*EXERCISE AIM:* Can you copy out the data exactly? Leave the images out.

Start of GIVEN RECORDS

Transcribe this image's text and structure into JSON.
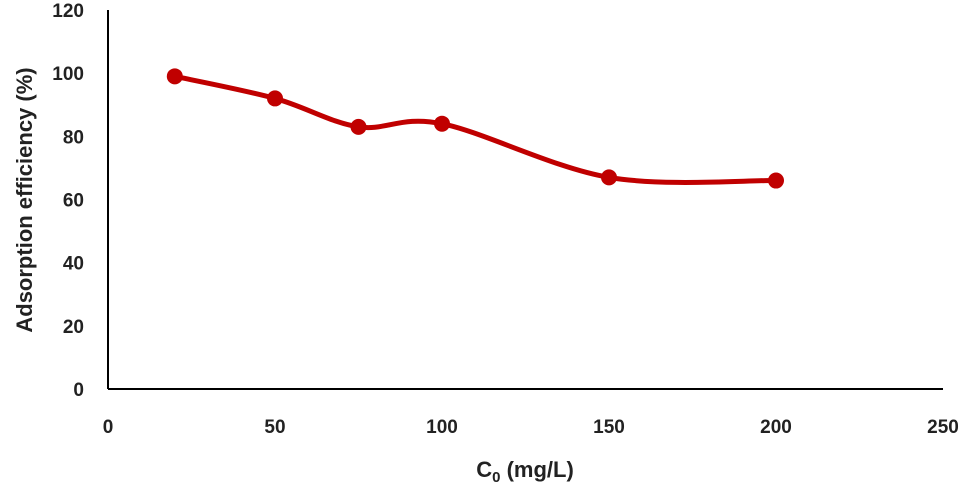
{
  "chart_data": {
    "type": "line",
    "title": "",
    "xlabel": "C",
    "xlabel_sub": "0",
    "xlabel_unit": " (mg/L)",
    "ylabel": "Adsorption efficiency (%)",
    "xlim": [
      0,
      250
    ],
    "ylim": [
      0,
      120
    ],
    "x_ticks": [
      "0",
      "50",
      "100",
      "150",
      "200",
      "250"
    ],
    "y_ticks": [
      "0",
      "20",
      "40",
      "60",
      "80",
      "100",
      "120"
    ],
    "grid": false,
    "smooth": true,
    "series": [
      {
        "color": "#c00000",
        "x": [
          20,
          50,
          75,
          100,
          150,
          200
        ],
        "y": [
          99,
          92,
          83,
          84,
          67,
          66
        ]
      }
    ]
  }
}
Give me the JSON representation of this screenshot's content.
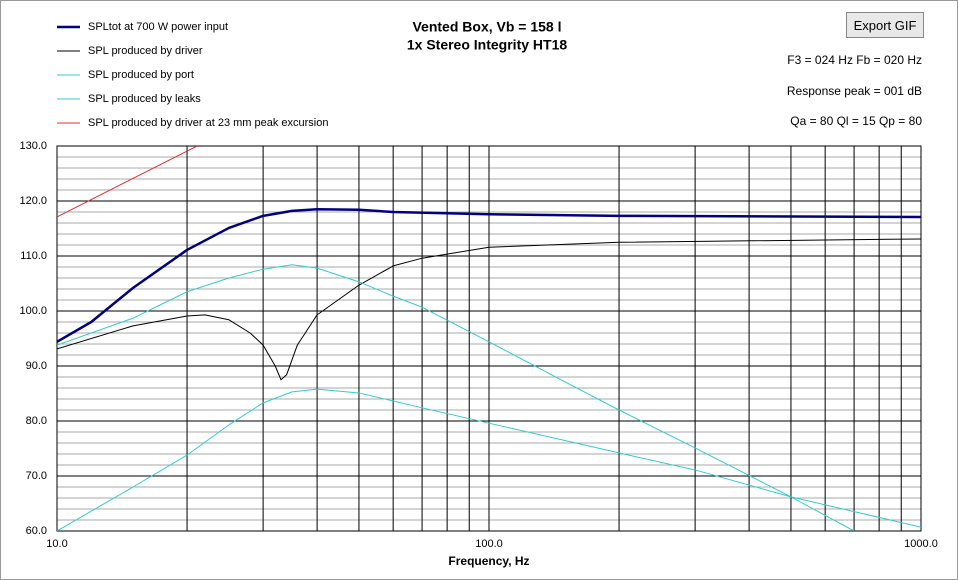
{
  "chart_data": {
    "type": "line",
    "title": "Vented Box, Vb = 158 l",
    "subtitle": "1x Stereo Integrity  HT18",
    "button": "Export GIF",
    "info": [
      "F3 = 024 Hz  Fb = 020 Hz",
      "Response peak = 001 dB",
      "Qa = 80  Ql = 15  Qp = 80"
    ],
    "x_label": "Frequency, Hz",
    "log_x": true,
    "grid": true,
    "xlim": [
      10,
      1000
    ],
    "xticks": [
      {
        "value": 10,
        "label": "10.0"
      },
      {
        "value": 100,
        "label": "100.0"
      },
      {
        "value": 1000,
        "label": "1000.0"
      }
    ],
    "xgrid": [
      20,
      30,
      40,
      50,
      60,
      70,
      80,
      90,
      200,
      300,
      400,
      500,
      600,
      700,
      800,
      900
    ],
    "ylim": [
      60,
      130
    ],
    "yticks": [
      {
        "value": 60,
        "label": "60.0"
      },
      {
        "value": 70,
        "label": "70.0"
      },
      {
        "value": 80,
        "label": "80.0"
      },
      {
        "value": 90,
        "label": "90.0"
      },
      {
        "value": 100,
        "label": "100.0"
      },
      {
        "value": 110,
        "label": "110.0"
      },
      {
        "value": 120,
        "label": "120.0"
      },
      {
        "value": 130,
        "label": "130.0"
      }
    ],
    "yminor": [
      62,
      64,
      66,
      68,
      72,
      74,
      76,
      78,
      82,
      84,
      86,
      88,
      92,
      94,
      96,
      98,
      102,
      104,
      106,
      108,
      112,
      114,
      116,
      118,
      122,
      124,
      126,
      128
    ],
    "series": [
      {
        "name": "SPLtot at 700 W power input",
        "color": "#000080",
        "width": 2.5,
        "x": [
          10,
          12,
          15,
          20,
          25,
          30,
          35,
          40,
          50,
          60,
          100,
          200,
          1000
        ],
        "values": [
          94.4,
          98,
          104.2,
          111.1,
          115.1,
          117.3,
          118.2,
          118.5,
          118.4,
          118,
          117.6,
          117.3,
          117.1
        ]
      },
      {
        "name": "SPL produced by driver",
        "color": "#000000",
        "width": 1,
        "x": [
          10,
          15,
          20,
          22,
          25,
          28,
          30,
          32,
          33,
          34,
          36,
          40,
          50,
          60,
          70,
          100,
          200,
          1000
        ],
        "values": [
          93.1,
          97.3,
          99.1,
          99.3,
          98.4,
          96,
          93.8,
          90,
          87.5,
          88.4,
          93.8,
          99.3,
          104.7,
          108.2,
          109.6,
          111.6,
          112.5,
          113.1
        ]
      },
      {
        "name": "SPL produced by port",
        "color": "#33cccc",
        "width": 1,
        "x": [
          10,
          15,
          20,
          25,
          30,
          35,
          40,
          50,
          60,
          70,
          100,
          150,
          200,
          300,
          500,
          700
        ],
        "values": [
          93.8,
          98.7,
          103.5,
          106,
          107.6,
          108.4,
          107.8,
          105.3,
          102.7,
          100.7,
          94.4,
          87.1,
          82,
          75.1,
          66.2,
          60
        ]
      },
      {
        "name": "SPL produced by leaks",
        "color": "#33cccc",
        "width": 1,
        "x": [
          10,
          15,
          20,
          25,
          30,
          35,
          40,
          50,
          70,
          100,
          200,
          300,
          500,
          1000
        ],
        "values": [
          60,
          68,
          73.8,
          79.3,
          83.3,
          85.3,
          85.8,
          85.1,
          82.4,
          79.6,
          74.2,
          71.1,
          66.2,
          60.7
        ]
      },
      {
        "name": "SPL produced by driver at 23 mm peak excursion",
        "color": "#e03030",
        "width": 1,
        "x": [
          10,
          21.1
        ],
        "values": [
          117.1,
          130
        ]
      }
    ]
  }
}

End of GIVEN RECORDS

*THE ANSWER:*
Transcribe this image's text and structure into JSON.
{
  "chart_data": {
    "type": "line",
    "title": "",
    "xlabel": "C",
    "xlabel_sub": "0",
    "xlabel_unit": " (mg/L)",
    "ylabel": "Adsorption efficiency (%)",
    "xlim": [
      0,
      250
    ],
    "ylim": [
      0,
      120
    ],
    "x_ticks": [
      "0",
      "50",
      "100",
      "150",
      "200",
      "250"
    ],
    "y_ticks": [
      "0",
      "20",
      "40",
      "60",
      "80",
      "100",
      "120"
    ],
    "grid": false,
    "smooth": true,
    "series": [
      {
        "color": "#c00000",
        "x": [
          20,
          50,
          75,
          100,
          150,
          200
        ],
        "y": [
          99,
          92,
          83,
          84,
          67,
          66
        ]
      }
    ]
  }
}
Give me the JSON representation of this screenshot's content.
{
  "chart_data": {
    "type": "line",
    "title": "Vented Box, Vb = 158 l",
    "subtitle": "1x Stereo Integrity  HT18",
    "button": "Export GIF",
    "info": [
      "F3 = 024 Hz  Fb = 020 Hz",
      "Response peak = 001 dB",
      "Qa = 80  Ql = 15  Qp = 80"
    ],
    "x_label": "Frequency, Hz",
    "log_x": true,
    "grid": true,
    "xlim": [
      10,
      1000
    ],
    "xticks": [
      {
        "value": 10,
        "label": "10.0"
      },
      {
        "value": 100,
        "label": "100.0"
      },
      {
        "value": 1000,
        "label": "1000.0"
      }
    ],
    "xgrid": [
      20,
      30,
      40,
      50,
      60,
      70,
      80,
      90,
      200,
      300,
      400,
      500,
      600,
      700,
      800,
      900
    ],
    "ylim": [
      60,
      130
    ],
    "yticks": [
      {
        "value": 60,
        "label": "60.0"
      },
      {
        "value": 70,
        "label": "70.0"
      },
      {
        "value": 80,
        "label": "80.0"
      },
      {
        "value": 90,
        "label": "90.0"
      },
      {
        "value": 100,
        "label": "100.0"
      },
      {
        "value": 110,
        "label": "110.0"
      },
      {
        "value": 120,
        "label": "120.0"
      },
      {
        "value": 130,
        "label": "130.0"
      }
    ],
    "yminor": [
      62,
      64,
      66,
      68,
      72,
      74,
      76,
      78,
      82,
      84,
      86,
      88,
      92,
      94,
      96,
      98,
      102,
      104,
      106,
      108,
      112,
      114,
      116,
      118,
      122,
      124,
      126,
      128
    ],
    "series": [
      {
        "name": "SPLtot at 700 W power input",
        "color": "#000080",
        "width": 2.5,
        "x": [
          10,
          12,
          15,
          20,
          25,
          30,
          35,
          40,
          50,
          60,
          100,
          200,
          1000
        ],
        "values": [
          94.4,
          98,
          104.2,
          111.1,
          115.1,
          117.3,
          118.2,
          118.5,
          118.4,
          118,
          117.6,
          117.3,
          117.1
        ]
      },
      {
        "name": "SPL produced by driver",
        "color": "#000000",
        "width": 1,
        "x": [
          10,
          15,
          20,
          22,
          25,
          28,
          30,
          32,
          33,
          34,
          36,
          40,
          50,
          60,
          70,
          100,
          200,
          1000
        ],
        "values": [
          93.1,
          97.3,
          99.1,
          99.3,
          98.4,
          96,
          93.8,
          90,
          87.5,
          88.4,
          93.8,
          99.3,
          104.7,
          108.2,
          109.6,
          111.6,
          112.5,
          113.1
        ]
      },
      {
        "name": "SPL produced by port",
        "color": "#33cccc",
        "width": 1,
        "x": [
          10,
          15,
          20,
          25,
          30,
          35,
          40,
          50,
          60,
          70,
          100,
          150,
          200,
          300,
          500,
          700
        ],
        "values": [
          93.8,
          98.7,
          103.5,
          106,
          107.6,
          108.4,
          107.8,
          105.3,
          102.7,
          100.7,
          94.4,
          87.1,
          82,
          75.1,
          66.2,
          60
        ]
      },
      {
        "name": "SPL produced by leaks",
        "color": "#33cccc",
        "width": 1,
        "x": [
          10,
          15,
          20,
          25,
          30,
          35,
          40,
          50,
          70,
          100,
          200,
          300,
          500,
          1000
        ],
        "values": [
          60,
          68,
          73.8,
          79.3,
          83.3,
          85.3,
          85.8,
          85.1,
          82.4,
          79.6,
          74.2,
          71.1,
          66.2,
          60.7
        ]
      },
      {
        "name": "SPL produced by driver at 23 mm peak excursion",
        "color": "#e03030",
        "width": 1,
        "x": [
          10,
          21.1
        ],
        "values": [
          117.1,
          130
        ]
      }
    ]
  }
}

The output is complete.